-------- DATA
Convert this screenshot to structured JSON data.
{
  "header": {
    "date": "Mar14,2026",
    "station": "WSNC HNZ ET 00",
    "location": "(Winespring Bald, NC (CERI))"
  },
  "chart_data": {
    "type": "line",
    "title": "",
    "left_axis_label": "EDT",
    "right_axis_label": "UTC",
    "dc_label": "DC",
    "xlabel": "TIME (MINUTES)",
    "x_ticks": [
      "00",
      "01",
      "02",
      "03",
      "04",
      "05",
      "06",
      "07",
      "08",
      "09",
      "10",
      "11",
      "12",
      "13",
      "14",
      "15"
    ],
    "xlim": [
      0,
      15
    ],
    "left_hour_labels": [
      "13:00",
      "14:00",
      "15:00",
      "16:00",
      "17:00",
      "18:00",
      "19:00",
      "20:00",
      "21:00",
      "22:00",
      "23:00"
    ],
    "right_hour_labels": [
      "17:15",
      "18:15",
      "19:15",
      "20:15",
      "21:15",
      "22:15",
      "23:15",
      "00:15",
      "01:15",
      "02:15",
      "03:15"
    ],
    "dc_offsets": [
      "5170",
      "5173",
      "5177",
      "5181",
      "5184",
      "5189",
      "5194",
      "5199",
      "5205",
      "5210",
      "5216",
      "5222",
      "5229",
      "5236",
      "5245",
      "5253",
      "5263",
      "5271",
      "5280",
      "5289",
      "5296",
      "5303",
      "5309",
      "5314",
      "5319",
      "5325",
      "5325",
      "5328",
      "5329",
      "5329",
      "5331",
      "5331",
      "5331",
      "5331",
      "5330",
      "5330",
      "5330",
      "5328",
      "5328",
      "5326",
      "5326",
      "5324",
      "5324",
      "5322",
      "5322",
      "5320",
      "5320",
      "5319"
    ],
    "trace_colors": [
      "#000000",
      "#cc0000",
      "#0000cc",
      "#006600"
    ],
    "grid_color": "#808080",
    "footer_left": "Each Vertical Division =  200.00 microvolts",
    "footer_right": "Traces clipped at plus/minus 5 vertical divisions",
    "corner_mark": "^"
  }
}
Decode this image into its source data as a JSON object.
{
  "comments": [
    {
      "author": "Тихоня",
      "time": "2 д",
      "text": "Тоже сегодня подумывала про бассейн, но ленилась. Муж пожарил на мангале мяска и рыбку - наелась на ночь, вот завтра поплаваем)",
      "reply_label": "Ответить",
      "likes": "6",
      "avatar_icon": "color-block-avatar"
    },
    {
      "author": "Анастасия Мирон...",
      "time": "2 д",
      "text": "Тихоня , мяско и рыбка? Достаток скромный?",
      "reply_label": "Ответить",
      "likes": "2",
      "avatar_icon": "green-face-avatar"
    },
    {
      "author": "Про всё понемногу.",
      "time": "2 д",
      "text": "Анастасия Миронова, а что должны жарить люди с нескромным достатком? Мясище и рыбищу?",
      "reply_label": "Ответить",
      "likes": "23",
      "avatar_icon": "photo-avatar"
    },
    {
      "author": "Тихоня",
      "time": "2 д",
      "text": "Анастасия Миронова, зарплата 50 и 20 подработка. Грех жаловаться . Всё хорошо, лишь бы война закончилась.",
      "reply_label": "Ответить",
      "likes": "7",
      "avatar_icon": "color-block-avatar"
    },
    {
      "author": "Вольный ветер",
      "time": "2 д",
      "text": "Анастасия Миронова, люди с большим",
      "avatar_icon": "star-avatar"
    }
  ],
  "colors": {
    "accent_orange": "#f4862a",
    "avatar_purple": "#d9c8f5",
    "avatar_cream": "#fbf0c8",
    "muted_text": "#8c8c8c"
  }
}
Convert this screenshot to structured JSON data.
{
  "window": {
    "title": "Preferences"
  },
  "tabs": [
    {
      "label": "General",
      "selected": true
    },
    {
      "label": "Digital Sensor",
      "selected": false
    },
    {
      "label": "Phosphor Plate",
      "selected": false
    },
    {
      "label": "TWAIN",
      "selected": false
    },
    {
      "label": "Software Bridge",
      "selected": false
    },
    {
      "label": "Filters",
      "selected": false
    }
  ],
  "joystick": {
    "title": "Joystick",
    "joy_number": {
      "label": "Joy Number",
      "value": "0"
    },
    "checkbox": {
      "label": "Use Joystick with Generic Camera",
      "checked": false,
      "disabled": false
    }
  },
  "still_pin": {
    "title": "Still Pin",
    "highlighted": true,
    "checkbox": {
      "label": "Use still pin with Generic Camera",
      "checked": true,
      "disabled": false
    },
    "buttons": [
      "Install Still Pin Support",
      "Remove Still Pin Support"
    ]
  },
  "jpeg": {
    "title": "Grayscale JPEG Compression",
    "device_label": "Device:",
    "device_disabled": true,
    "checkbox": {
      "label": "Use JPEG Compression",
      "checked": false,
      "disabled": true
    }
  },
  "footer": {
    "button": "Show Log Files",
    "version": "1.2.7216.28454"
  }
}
----------------
## DIRECTION
Extract every entry in the listing word for word.

## FINAL RESULT
Convert this screenshot to structured JSON data.
{
  "header": {
    "date": "Mar14,2026",
    "station": "WSNC HNZ ET 00",
    "location": "(Winespring Bald, NC (CERI))"
  },
  "chart_data": {
    "type": "line",
    "title": "",
    "left_axis_label": "EDT",
    "right_axis_label": "UTC",
    "dc_label": "DC",
    "xlabel": "TIME (MINUTES)",
    "x_ticks": [
      "00",
      "01",
      "02",
      "03",
      "04",
      "05",
      "06",
      "07",
      "08",
      "09",
      "10",
      "11",
      "12",
      "13",
      "14",
      "15"
    ],
    "xlim": [
      0,
      15
    ],
    "left_hour_labels": [
      "13:00",
      "14:00",
      "15:00",
      "16:00",
      "17:00",
      "18:00",
      "19:00",
      "20:00",
      "21:00",
      "22:00",
      "23:00"
    ],
    "right_hour_labels": [
      "17:15",
      "18:15",
      "19:15",
      "20:15",
      "21:15",
      "22:15",
      "23:15",
      "00:15",
      "01:15",
      "02:15",
      "03:15"
    ],
    "dc_offsets": [
      "5170",
      "5173",
      "5177",
      "5181",
      "5184",
      "5189",
      "5194",
      "5199",
      "5205",
      "5210",
      "5216",
      "5222",
      "5229",
      "5236",
      "5245",
      "5253",
      "5263",
      "5271",
      "5280",
      "5289",
      "5296",
      "5303",
      "5309",
      "5314",
      "5319",
      "5325",
      "5325",
      "5328",
      "5329",
      "5329",
      "5331",
      "5331",
      "5331",
      "5331",
      "5330",
      "5330",
      "5330",
      "5328",
      "5328",
      "5326",
      "5326",
      "5324",
      "5324",
      "5322",
      "5322",
      "5320",
      "5320",
      "5319"
    ],
    "trace_colors": [
      "#000000",
      "#cc0000",
      "#0000cc",
      "#006600"
    ],
    "grid_color": "#808080",
    "footer_left": "Each Vertical Division =  200.00 microvolts",
    "footer_right": "Traces clipped at plus/minus 5 vertical divisions",
    "corner_mark": "^"
  }
}
Decode this image into its source data as a JSON object.
{
  "comments": [
    {
      "author": "Тихоня",
      "time": "2 д",
      "text": "Тоже сегодня подумывала про бассейн, но ленилась. Муж пожарил на мангале мяска и рыбку - наелась на ночь, вот завтра поплаваем)",
      "reply_label": "Ответить",
      "likes": "6",
      "avatar_icon": "color-block-avatar"
    },
    {
      "author": "Анастасия Мирон...",
      "time": "2 д",
      "text": "Тихоня , мяско и рыбка? Достаток скромный?",
      "reply_label": "Ответить",
      "likes": "2",
      "avatar_icon": "green-face-avatar"
    },
    {
      "author": "Про всё понемногу.",
      "time": "2 д",
      "text": "Анастасия Миронова, а что должны жарить люди с нескромным достатком? Мясище и рыбищу?",
      "reply_label": "Ответить",
      "likes": "23",
      "avatar_icon": "photo-avatar"
    },
    {
      "author": "Тихоня",
      "time": "2 д",
      "text": "Анастасия Миронова, зарплата 50 и 20 подработка. Грех жаловаться . Всё хорошо, лишь бы война закончилась.",
      "reply_label": "Ответить",
      "likes": "7",
      "avatar_icon": "color-block-avatar"
    },
    {
      "author": "Вольный ветер",
      "time": "2 д",
      "text": "Анастасия Миронова, люди с большим",
      "avatar_icon": "star-avatar"
    }
  ],
  "colors": {
    "accent_orange": "#f4862a",
    "avatar_purple": "#d9c8f5",
    "avatar_cream": "#fbf0c8",
    "muted_text": "#8c8c8c"
  }
}
Convert this screenshot to structured JSON data.
{
  "window": {
    "title": "Preferences"
  },
  "tabs": [
    {
      "label": "General",
      "selected": true
    },
    {
      "label": "Digital Sensor",
      "selected": false
    },
    {
      "label": "Phosphor Plate",
      "selected": false
    },
    {
      "label": "TWAIN",
      "selected": false
    },
    {
      "label": "Software Bridge",
      "selected": false
    },
    {
      "label": "Filters",
      "selected": false
    }
  ],
  "joystick": {
    "title": "Joystick",
    "joy_number": {
      "label": "Joy Number",
      "value": "0"
    },
    "checkbox": {
      "label": "Use Joystick with Generic Camera",
      "checked": false,
      "disabled": false
    }
  },
  "still_pin": {
    "title": "Still Pin",
    "highlighted": true,
    "checkbox": {
      "label": "Use still pin with Generic Camera",
      "checked": true,
      "disabled": false
    },
    "buttons": [
      "Install Still Pin Support",
      "Remove Still Pin Support"
    ]
  },
  "jpeg": {
    "title": "Grayscale JPEG Compression",
    "device_label": "Device:",
    "device_disabled": true,
    "checkbox": {
      "label": "Use JPEG Compression",
      "checked": false,
      "disabled": true
    }
  },
  "footer": {
    "button": "Show Log Files",
    "version": "1.2.7216.28454"
  }
}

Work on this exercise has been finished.